Count the lines in the items below that contain the string "their", with case counting. Reply with the number alone.

Data for the task:
^^^^^^^^^^^^^^^^

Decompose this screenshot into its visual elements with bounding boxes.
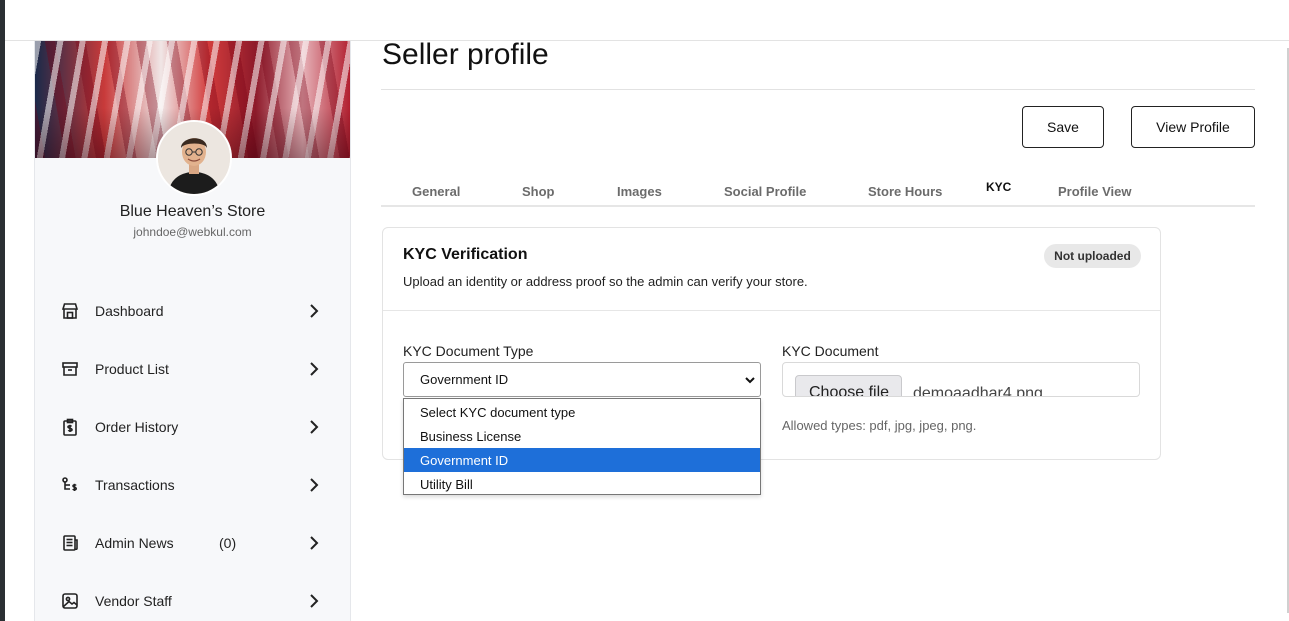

^^^^^^^^^^^^^^^^

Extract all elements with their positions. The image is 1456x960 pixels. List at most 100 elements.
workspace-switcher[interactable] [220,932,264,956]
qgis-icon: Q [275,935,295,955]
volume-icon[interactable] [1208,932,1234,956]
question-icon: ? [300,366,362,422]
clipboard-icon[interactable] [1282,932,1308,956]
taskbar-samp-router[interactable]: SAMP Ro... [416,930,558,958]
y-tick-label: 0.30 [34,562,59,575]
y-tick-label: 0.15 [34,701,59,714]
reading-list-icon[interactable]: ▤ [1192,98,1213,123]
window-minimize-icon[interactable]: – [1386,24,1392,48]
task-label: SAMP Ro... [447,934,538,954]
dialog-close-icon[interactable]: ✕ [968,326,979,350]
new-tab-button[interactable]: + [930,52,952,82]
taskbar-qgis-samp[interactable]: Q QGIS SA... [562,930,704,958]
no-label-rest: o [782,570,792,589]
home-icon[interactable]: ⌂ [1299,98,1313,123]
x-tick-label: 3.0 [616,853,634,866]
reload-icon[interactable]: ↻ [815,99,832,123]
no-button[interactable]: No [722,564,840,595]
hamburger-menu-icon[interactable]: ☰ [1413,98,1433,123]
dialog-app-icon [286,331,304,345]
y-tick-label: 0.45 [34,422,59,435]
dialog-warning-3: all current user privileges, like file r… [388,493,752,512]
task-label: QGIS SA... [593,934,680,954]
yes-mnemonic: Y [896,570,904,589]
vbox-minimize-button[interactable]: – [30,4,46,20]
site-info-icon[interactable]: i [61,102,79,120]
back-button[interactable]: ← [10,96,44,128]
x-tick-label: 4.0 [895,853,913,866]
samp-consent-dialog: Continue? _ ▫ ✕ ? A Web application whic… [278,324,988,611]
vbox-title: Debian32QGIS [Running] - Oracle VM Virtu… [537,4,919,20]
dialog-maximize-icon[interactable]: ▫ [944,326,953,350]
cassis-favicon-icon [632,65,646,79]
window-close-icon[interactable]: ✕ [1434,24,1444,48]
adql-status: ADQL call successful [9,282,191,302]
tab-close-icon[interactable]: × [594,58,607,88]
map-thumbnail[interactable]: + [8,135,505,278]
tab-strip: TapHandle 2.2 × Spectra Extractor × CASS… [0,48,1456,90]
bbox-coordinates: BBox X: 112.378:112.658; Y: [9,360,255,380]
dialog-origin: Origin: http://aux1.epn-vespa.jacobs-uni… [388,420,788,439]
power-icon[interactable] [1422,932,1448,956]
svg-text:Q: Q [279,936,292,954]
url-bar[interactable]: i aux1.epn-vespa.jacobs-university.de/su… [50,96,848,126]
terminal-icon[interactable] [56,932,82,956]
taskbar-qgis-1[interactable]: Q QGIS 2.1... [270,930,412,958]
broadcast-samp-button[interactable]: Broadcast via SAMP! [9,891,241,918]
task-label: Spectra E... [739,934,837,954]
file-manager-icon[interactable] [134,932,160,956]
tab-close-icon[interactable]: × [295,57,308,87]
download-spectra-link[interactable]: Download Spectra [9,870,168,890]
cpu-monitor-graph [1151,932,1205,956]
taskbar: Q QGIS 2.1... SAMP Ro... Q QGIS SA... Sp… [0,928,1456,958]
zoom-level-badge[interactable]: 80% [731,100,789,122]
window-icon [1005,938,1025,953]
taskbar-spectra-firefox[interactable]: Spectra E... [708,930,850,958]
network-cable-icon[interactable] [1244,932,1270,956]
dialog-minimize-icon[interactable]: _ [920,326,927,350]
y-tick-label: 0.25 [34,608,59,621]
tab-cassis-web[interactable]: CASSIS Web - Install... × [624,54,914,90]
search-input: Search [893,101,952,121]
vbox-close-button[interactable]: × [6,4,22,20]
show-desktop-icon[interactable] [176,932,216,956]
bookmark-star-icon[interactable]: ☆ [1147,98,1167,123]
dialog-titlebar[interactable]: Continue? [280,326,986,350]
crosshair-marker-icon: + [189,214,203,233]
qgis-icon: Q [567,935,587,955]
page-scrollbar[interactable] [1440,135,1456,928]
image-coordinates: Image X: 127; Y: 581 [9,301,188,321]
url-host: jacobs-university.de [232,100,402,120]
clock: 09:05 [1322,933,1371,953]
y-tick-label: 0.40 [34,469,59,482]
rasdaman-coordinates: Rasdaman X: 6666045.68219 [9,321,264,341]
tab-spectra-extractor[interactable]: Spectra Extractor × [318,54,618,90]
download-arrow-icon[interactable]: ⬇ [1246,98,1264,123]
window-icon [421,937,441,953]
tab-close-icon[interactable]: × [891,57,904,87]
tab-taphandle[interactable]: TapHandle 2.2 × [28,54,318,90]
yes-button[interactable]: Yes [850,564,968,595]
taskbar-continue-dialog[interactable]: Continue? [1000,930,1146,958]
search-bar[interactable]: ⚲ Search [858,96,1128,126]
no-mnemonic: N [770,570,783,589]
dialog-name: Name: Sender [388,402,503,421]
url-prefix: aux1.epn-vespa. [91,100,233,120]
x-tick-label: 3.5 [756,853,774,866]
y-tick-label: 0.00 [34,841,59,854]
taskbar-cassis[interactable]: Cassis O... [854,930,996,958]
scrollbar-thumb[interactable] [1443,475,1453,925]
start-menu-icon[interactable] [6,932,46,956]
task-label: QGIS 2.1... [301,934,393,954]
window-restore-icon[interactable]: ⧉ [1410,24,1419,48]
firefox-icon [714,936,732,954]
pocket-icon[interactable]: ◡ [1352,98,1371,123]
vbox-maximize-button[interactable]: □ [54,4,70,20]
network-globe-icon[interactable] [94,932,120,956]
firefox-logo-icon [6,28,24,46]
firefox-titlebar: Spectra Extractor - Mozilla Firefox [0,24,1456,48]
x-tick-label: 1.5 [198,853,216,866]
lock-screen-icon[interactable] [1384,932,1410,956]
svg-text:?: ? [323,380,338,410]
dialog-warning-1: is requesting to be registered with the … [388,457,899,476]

^^^^^^^^^^^^^^^^

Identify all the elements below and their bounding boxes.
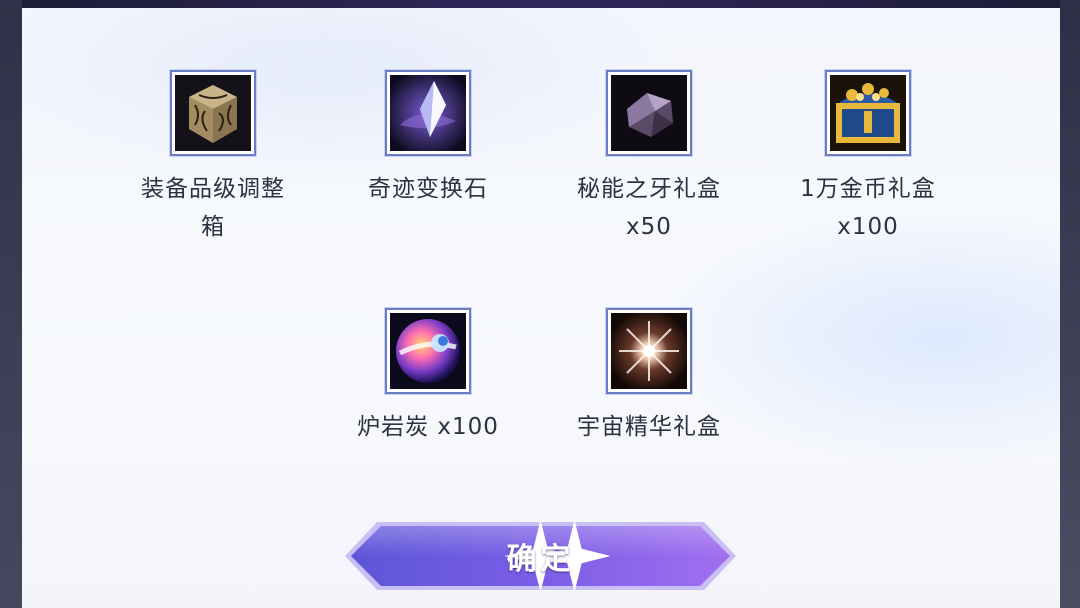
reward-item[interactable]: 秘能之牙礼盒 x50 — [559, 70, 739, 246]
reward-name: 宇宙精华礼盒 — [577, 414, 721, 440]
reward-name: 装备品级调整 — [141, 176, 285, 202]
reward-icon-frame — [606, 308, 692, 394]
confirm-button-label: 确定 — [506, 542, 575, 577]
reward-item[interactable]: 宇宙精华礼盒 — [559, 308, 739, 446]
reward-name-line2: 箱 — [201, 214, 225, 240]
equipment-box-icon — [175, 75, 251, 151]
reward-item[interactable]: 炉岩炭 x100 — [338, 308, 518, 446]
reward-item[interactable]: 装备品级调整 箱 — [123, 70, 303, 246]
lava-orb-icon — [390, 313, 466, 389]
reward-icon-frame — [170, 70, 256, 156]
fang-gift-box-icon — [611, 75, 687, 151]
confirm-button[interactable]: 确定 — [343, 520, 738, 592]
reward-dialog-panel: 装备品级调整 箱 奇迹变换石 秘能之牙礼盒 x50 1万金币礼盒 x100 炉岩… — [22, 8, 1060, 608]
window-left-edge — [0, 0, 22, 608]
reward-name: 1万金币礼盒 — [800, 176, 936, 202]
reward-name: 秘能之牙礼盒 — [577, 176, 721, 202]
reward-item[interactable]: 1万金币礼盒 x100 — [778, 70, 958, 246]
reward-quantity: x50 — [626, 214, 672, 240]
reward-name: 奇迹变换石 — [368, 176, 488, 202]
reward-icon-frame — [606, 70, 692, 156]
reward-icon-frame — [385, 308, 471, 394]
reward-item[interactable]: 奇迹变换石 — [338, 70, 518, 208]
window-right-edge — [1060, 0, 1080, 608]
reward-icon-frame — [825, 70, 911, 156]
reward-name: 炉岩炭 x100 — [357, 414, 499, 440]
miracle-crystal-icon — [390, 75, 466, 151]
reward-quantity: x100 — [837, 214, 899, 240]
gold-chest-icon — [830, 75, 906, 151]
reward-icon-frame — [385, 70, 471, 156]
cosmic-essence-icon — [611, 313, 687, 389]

^^^^^^^^^^^^^^^^

Full solution:
2